* Selection
Foundations-Halving

To Halve or not to Halve... That is the Question.

As with the last post, let's begin with a problem. Try and mentally calculate the following division problem: 724898/2. As before, we will return to this problem at the end. 

If you have an even number of items—let's say six jelly beans—and you halve them, then you divide them evenly into two groups—three jelly beans for you and three for a friend. The way we are using it here, you can't halve an odd number. Halving is dividing by two. Only even numbers are divisible by two.

As martian mathematics is largely a single-digit technique, we really only need to know how to halve single-digit numbers. We will start with the easy digits: even numbers. Instead of dividing by two, I will denote halving by multiplying by a half.

Halving a number with all even digits is as easy as doubling a number with all digits less than five. You can just read off the answer as quickly as you can read off the digits. Let's try a few problems to illustrate.

Now onto the odd numbers. As I said before, you can't evenly halve an odd number because only even numbers are divisible by two. So we'll need a way around this. Let's consider half of a single-digit odd number. If we were to do long division on 1, 3, 5, 7, and 9 with a divisor of 2 we would get quotients 0, 1, 2, 3, and 4 and a remainder of 1 in each.

* Directive 1
Answer these questions about the article on halving:
(a) What division problem is the reader asked to calculate mentally at the start?
(b) Instead of dividing by two, how does the author denote halving?
(c) What quotients result from long division of 1, 3, 5, 7, and 9 by 2?
* Directive 2
Write a continuation of the article on halving, beginning right after its last sentence.
The listing comes from a separate source and has no connection to the article on halving.

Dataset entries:
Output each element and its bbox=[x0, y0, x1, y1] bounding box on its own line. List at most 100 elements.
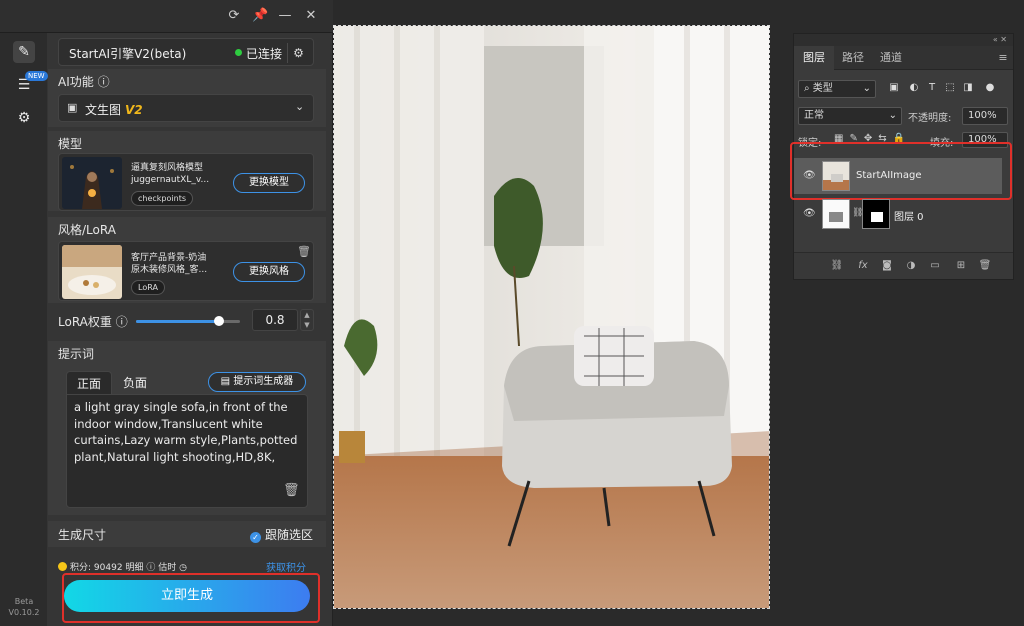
chevron-down-icon[interactable]: ▼ bbox=[301, 320, 313, 330]
app-root: ⟳ 📌 — ✕ ✎ ☰ NEW ⚙ Beta V0.10.2 StartAI引擎… bbox=[0, 0, 1024, 626]
filter-toggle-icon[interactable]: ● bbox=[984, 82, 996, 94]
layers-panel-footer: ⛓ fx ◙ ◑ ▭ ⊞ 🗑 bbox=[794, 252, 1013, 279]
follow-selection-checkbox[interactable]: ✓ 跟随选区 bbox=[250, 526, 313, 543]
lora-weight-stepper[interactable]: ▲ ▼ bbox=[300, 309, 314, 331]
opacity-input[interactable]: 100% bbox=[962, 107, 1008, 125]
style-type-tag: LoRA bbox=[131, 280, 165, 295]
layer-filter-select[interactable]: ⌕ 类型 ⌄ bbox=[798, 80, 876, 98]
clear-prompt-trash-icon[interactable]: 🗑 bbox=[283, 483, 300, 498]
model-thumbnail bbox=[62, 157, 122, 209]
get-credits-link[interactable]: 获取积分 bbox=[266, 559, 306, 574]
version-label: Beta V0.10.2 bbox=[6, 596, 42, 618]
tab-paths[interactable]: 路径 bbox=[834, 46, 872, 70]
follow-selection-label: 跟随选区 bbox=[265, 528, 314, 542]
collapse-icon[interactable]: « bbox=[993, 35, 998, 44]
highlight-frame-layer bbox=[790, 142, 1012, 200]
layer-name: 图层 0 bbox=[894, 212, 924, 223]
engine-selector[interactable]: StartAI引擎V2(beta) 已连接 ⚙ bbox=[58, 38, 314, 66]
credits-detail-link[interactable]: 明细 bbox=[125, 563, 143, 573]
ai-function-section: AI功能 ⓘ ▣ 文生图 V2 ⌄ bbox=[48, 69, 326, 127]
style-thumbnail bbox=[62, 245, 122, 299]
layers-panel: « ✕ 图层 路径 通道 ≡ ⌕ 类型 ⌄ ▣ ◐ T ⬚ ◨ ● 正常 ⌄ 不透明… bbox=[790, 33, 1014, 280]
document-canvas[interactable] bbox=[333, 25, 770, 609]
credits-label: 积分: bbox=[70, 563, 92, 573]
highlight-frame-generate bbox=[62, 573, 320, 623]
version-line-1: Beta bbox=[14, 597, 34, 606]
layer-filter-value: 类型 bbox=[812, 83, 833, 94]
tab-layers[interactable]: 图层 bbox=[794, 46, 834, 70]
minimize-icon[interactable]: — bbox=[277, 8, 293, 24]
prompt-textarea[interactable]: a light gray single sofa,in front of the… bbox=[66, 394, 308, 508]
style-card: 客厅产品背景-奶油 原木装修风格_客... LoRA 更换风格 🗑 bbox=[58, 241, 314, 301]
coin-icon bbox=[58, 562, 67, 571]
layer-row-layer0[interactable]: 👁 ⛓ 图层 0 bbox=[794, 196, 1002, 232]
ai-function-select[interactable]: ▣ 文生图 V2 ⌄ bbox=[58, 94, 314, 122]
folder-icon[interactable]: ▭ bbox=[928, 259, 942, 273]
blend-mode-value: 正常 bbox=[804, 110, 824, 121]
lora-weight-slider-handle[interactable] bbox=[214, 316, 225, 326]
edit-icon[interactable]: ✎ bbox=[13, 41, 35, 63]
lora-weight-label: LoRA权重 ⓘ bbox=[58, 315, 128, 329]
link-layers-icon[interactable]: ⛓ bbox=[830, 259, 844, 273]
chevron-down-icon: ⌄ bbox=[862, 83, 871, 94]
lora-weight-input[interactable]: 0.8 bbox=[252, 309, 298, 331]
version-line-2: V0.10.2 bbox=[8, 608, 40, 617]
canvas-image bbox=[334, 26, 769, 608]
visibility-eye-icon[interactable]: 👁 bbox=[803, 208, 816, 219]
image-icon: ▣ bbox=[67, 101, 78, 114]
trash-icon[interactable]: 🗑 bbox=[297, 245, 311, 258]
prompt-label: 提示词 bbox=[58, 347, 95, 361]
panel-collapse-bar[interactable]: « ✕ bbox=[794, 34, 1013, 46]
model-type-tag: checkpoints bbox=[131, 191, 193, 206]
layer-thumbnail bbox=[822, 199, 850, 229]
new-badge: NEW bbox=[25, 71, 48, 81]
check-icon: ✓ bbox=[250, 532, 261, 543]
layer-mask-thumbnail[interactable] bbox=[862, 199, 890, 229]
add-mask-icon[interactable]: ◙ bbox=[880, 259, 894, 273]
model-name-line-2: juggernautXL_v... bbox=[131, 175, 210, 185]
opacity-label: 不透明度: bbox=[908, 113, 952, 124]
style-name-line-1: 客厅产品背景-奶油 bbox=[131, 253, 207, 263]
size-section: 生成尺寸 ✓ 跟随选区 bbox=[48, 521, 326, 547]
style-name-line-2: 原木装修风格_客... bbox=[131, 265, 208, 275]
connection-status-dot bbox=[235, 49, 242, 56]
adjustment-filter-icon[interactable]: ◐ bbox=[908, 82, 920, 94]
ai-function-label: AI功能 ⓘ bbox=[58, 75, 110, 89]
prompt-text: a light gray single sofa,in front of the… bbox=[74, 400, 298, 464]
delete-layer-trash-icon[interactable]: 🗑 bbox=[978, 259, 992, 273]
gear-icon[interactable]: ⚙ bbox=[13, 107, 35, 129]
panel-menu-icon[interactable]: ≡ bbox=[994, 46, 1012, 70]
connection-status: 已连接 bbox=[246, 47, 283, 61]
tab-channels[interactable]: 通道 bbox=[872, 46, 910, 70]
change-style-button[interactable]: 更换风格 bbox=[233, 262, 305, 282]
new-layer-icon[interactable]: ⊞ bbox=[954, 259, 968, 273]
shape-filter-icon[interactable]: ⬚ bbox=[944, 82, 956, 94]
plugin-left-rail: ✎ ☰ NEW ⚙ Beta V0.10.2 bbox=[0, 33, 48, 626]
smart-object-filter-icon[interactable]: ◨ bbox=[962, 82, 974, 94]
model-card: 逼真复刻风格模型 juggernautXL_v... checkpoints 更… bbox=[58, 153, 314, 211]
model-section: 模型 逼真复刻风格模型 juggernautXL_v... checkpoint… bbox=[48, 131, 326, 211]
tab-negative[interactable]: 负面 bbox=[112, 371, 158, 395]
pin-icon[interactable]: 📌 bbox=[252, 8, 268, 24]
refresh-icon[interactable]: ⟳ bbox=[226, 8, 242, 24]
fx-icon[interactable]: fx bbox=[856, 259, 870, 273]
model-label: 模型 bbox=[58, 137, 83, 151]
blend-mode-select[interactable]: 正常 ⌄ bbox=[798, 107, 902, 125]
size-label: 生成尺寸 bbox=[58, 528, 107, 542]
pixel-filter-icon[interactable]: ▣ bbox=[888, 82, 900, 94]
prompt-generator-button[interactable]: ▤ 提示词生成器 bbox=[208, 372, 306, 392]
clock-icon: ◷ bbox=[179, 563, 187, 573]
lora-weight-slider[interactable] bbox=[136, 316, 240, 326]
model-name-line-1: 逼真复刻风格模型 bbox=[131, 163, 204, 173]
chevron-up-icon[interactable]: ▲ bbox=[301, 310, 313, 320]
engine-name: StartAI引擎V2(beta) bbox=[69, 47, 187, 61]
close-icon[interactable]: ✕ bbox=[303, 8, 319, 24]
engine-settings-icon[interactable]: ⚙ bbox=[287, 43, 309, 63]
tab-positive[interactable]: 正面 bbox=[66, 371, 112, 395]
type-filter-icon[interactable]: T bbox=[926, 82, 938, 94]
adjustment-layer-icon[interactable]: ◑ bbox=[904, 259, 918, 273]
estimate-time-label: 估时 bbox=[158, 563, 177, 573]
close-icon[interactable]: ✕ bbox=[1000, 35, 1007, 44]
change-model-button[interactable]: 更换模型 bbox=[233, 173, 305, 193]
style-label: 风格/LoRA bbox=[58, 223, 116, 237]
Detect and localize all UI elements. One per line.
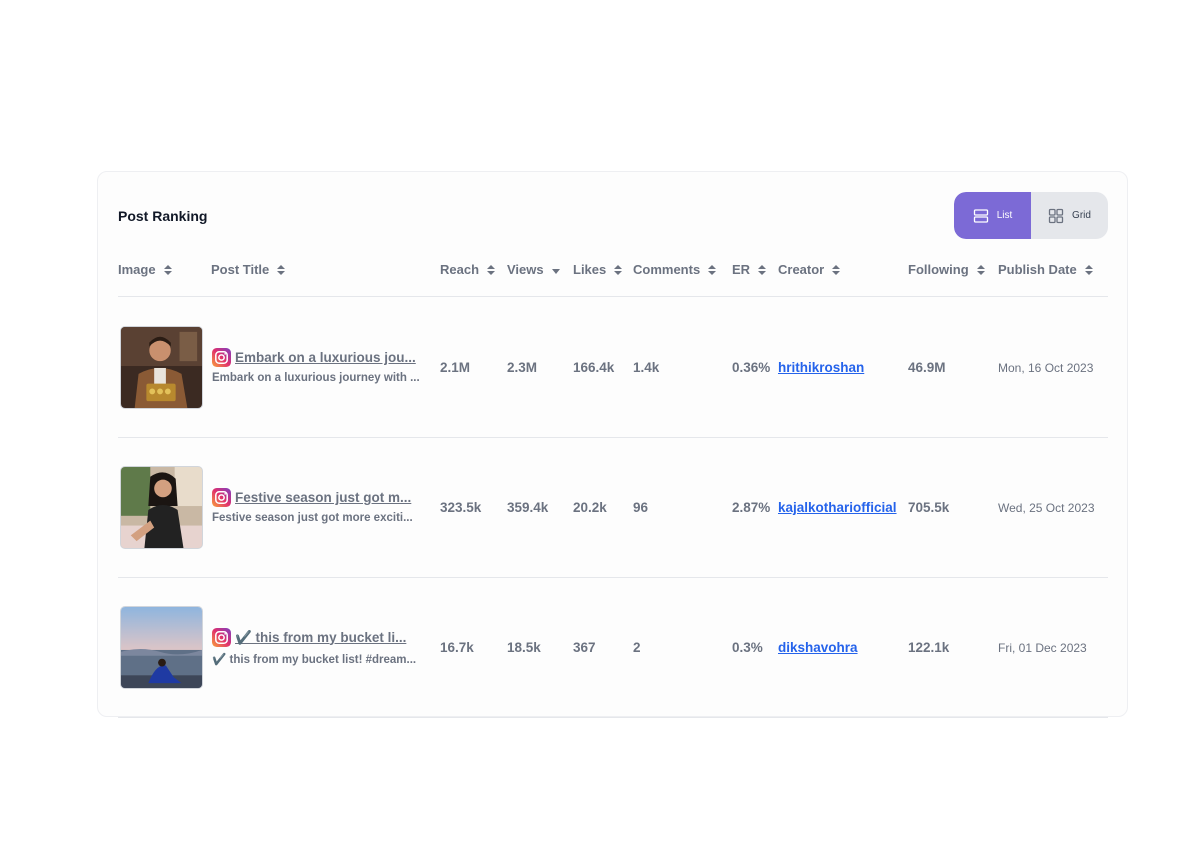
- column-header-publish-date[interactable]: Publish Date: [998, 262, 1093, 277]
- post-thumbnail[interactable]: [120, 466, 203, 549]
- column-label: Following: [908, 262, 969, 277]
- post-thumbnail[interactable]: [120, 326, 203, 409]
- post-title-link[interactable]: ✔️ this from my bucket li...: [235, 630, 425, 646]
- sort-icon: [487, 264, 496, 275]
- er-value: 2.87%: [732, 500, 771, 515]
- column-header-reach[interactable]: Reach: [440, 262, 496, 277]
- column-header-er[interactable]: ER: [732, 262, 767, 277]
- column-header-image[interactable]: Image: [118, 262, 172, 277]
- column-label: Publish Date: [998, 262, 1077, 277]
- post-title-line: Embark on a luxurious jou...: [212, 348, 432, 367]
- sort-icon: [832, 264, 841, 275]
- view-toggle: List Grid: [954, 192, 1108, 239]
- sort-icon: [708, 264, 717, 275]
- grid-view-icon: [1048, 208, 1064, 223]
- creator-link[interactable]: dikshavohra: [778, 640, 858, 655]
- reach-value: 16.7k: [440, 640, 474, 655]
- column-header-likes[interactable]: Likes: [573, 262, 623, 277]
- post-title-line: Festive season just got m...: [212, 488, 432, 507]
- comments-value: 96: [633, 500, 649, 515]
- card-title: Post Ranking: [118, 208, 208, 224]
- post-description: Embark on a luxurious journey with ...: [212, 372, 420, 384]
- column-label: Reach: [440, 262, 480, 277]
- views-value: 18.5k: [507, 640, 541, 655]
- views-value: 359.4k: [507, 500, 549, 515]
- column-header-comments[interactable]: Comments: [633, 262, 717, 277]
- comments-value: 1.4k: [633, 360, 660, 375]
- sort-icon: [1084, 264, 1093, 275]
- post-image-woman-seated: [121, 467, 202, 548]
- likes-value: 20.2k: [573, 500, 607, 515]
- likes-value: 166.4k: [573, 360, 615, 375]
- post-description: ✔️ this from my bucket list! #dream...: [212, 654, 417, 666]
- sort-descending-icon: [551, 269, 560, 274]
- list-view-label: List: [996, 210, 1013, 221]
- column-header-post-title[interactable]: Post Title: [211, 262, 286, 277]
- table-row[interactable]: Festive season just got m... Festive sea…: [118, 438, 1108, 578]
- creator-link[interactable]: kajalkothariofficial: [778, 500, 897, 515]
- column-label: Likes: [573, 262, 607, 277]
- reach-value: 323.5k: [440, 500, 482, 515]
- column-header-creator[interactable]: Creator: [778, 262, 841, 277]
- creator-link[interactable]: hrithikroshan: [778, 360, 864, 375]
- column-label: Image: [118, 262, 156, 277]
- grid-view-label: Grid: [1072, 210, 1091, 221]
- views-value: 2.3M: [507, 360, 538, 375]
- sort-icon: [277, 264, 286, 275]
- list-view-icon: [973, 208, 988, 223]
- following-value: 705.5k: [908, 500, 950, 515]
- column-header-following[interactable]: Following: [908, 262, 985, 277]
- following-value: 122.1k: [908, 640, 950, 655]
- table-header: Image Post Title Reach Views Likes Comme…: [118, 252, 1108, 297]
- instagram-icon: [212, 348, 231, 367]
- post-image-man-with-chocolates: [121, 327, 202, 408]
- following-value: 46.9M: [908, 360, 946, 375]
- er-value: 0.3%: [732, 640, 763, 655]
- grid-view-button[interactable]: Grid: [1031, 192, 1108, 239]
- post-thumbnail[interactable]: [120, 606, 203, 689]
- sort-icon: [614, 264, 623, 275]
- column-label: ER: [732, 262, 751, 277]
- publish-date-value: Wed, 25 Oct 2023: [998, 501, 1095, 515]
- instagram-icon: [212, 488, 231, 507]
- table-row[interactable]: ✔️ this from my bucket li... ✔️ this fro…: [118, 578, 1108, 718]
- column-label: Views: [507, 262, 544, 277]
- sort-icon: [163, 264, 172, 275]
- publish-date-value: Mon, 16 Oct 2023: [998, 361, 1094, 375]
- post-ranking-card: Post Ranking List Grid Image Post Title: [97, 171, 1128, 718]
- er-value: 0.36%: [732, 360, 771, 375]
- post-title-line: ✔️ this from my bucket li...: [212, 628, 432, 647]
- likes-value: 367: [573, 640, 596, 655]
- sort-icon: [976, 264, 985, 275]
- post-title-link[interactable]: Embark on a luxurious jou...: [235, 350, 425, 365]
- sort-icon: [758, 264, 767, 275]
- reach-value: 2.1M: [440, 360, 471, 375]
- comments-value: 2: [633, 640, 641, 655]
- publish-date-value: Fri, 01 Dec 2023: [998, 641, 1087, 655]
- column-label: Creator: [778, 262, 825, 277]
- column-header-views[interactable]: Views: [507, 262, 560, 277]
- post-title-link[interactable]: Festive season just got m...: [235, 490, 425, 505]
- instagram-icon: [212, 628, 231, 647]
- post-image-sunset-lake: [121, 607, 202, 688]
- post-description: Festive season just got more exciti...: [212, 512, 413, 524]
- table-row[interactable]: Embark on a luxurious jou... Embark on a…: [118, 298, 1108, 438]
- column-label: Post Title: [211, 262, 270, 277]
- column-label: Comments: [633, 262, 701, 277]
- list-view-button[interactable]: List: [954, 192, 1031, 239]
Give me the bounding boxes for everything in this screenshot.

* Exercise output 1
(a) 724898/2
(b) By multiplying by a half.
(c) 0, 1, 2, 3, and 4, each with a remainder of 1.

* Exercise output 2
Ignoring the remainders for the time being, the blue colored dividend can be shifted red and maintain the same quotient. We redshift the odd digits (my fellow physicists will appreciate that). We will treat an odd digit as if it were the closest even number less than the digit.

That seems simple enough. Now we have to deal with the remainders that we neglected. This time let's consider all the odd digits, but in the form of even numbers. I will multiply them by ten: 10, 30, 50, 70, and 90. I am free to add zero to one side of an equation with impunity, so let's consider half of fifty minus ten plus ten.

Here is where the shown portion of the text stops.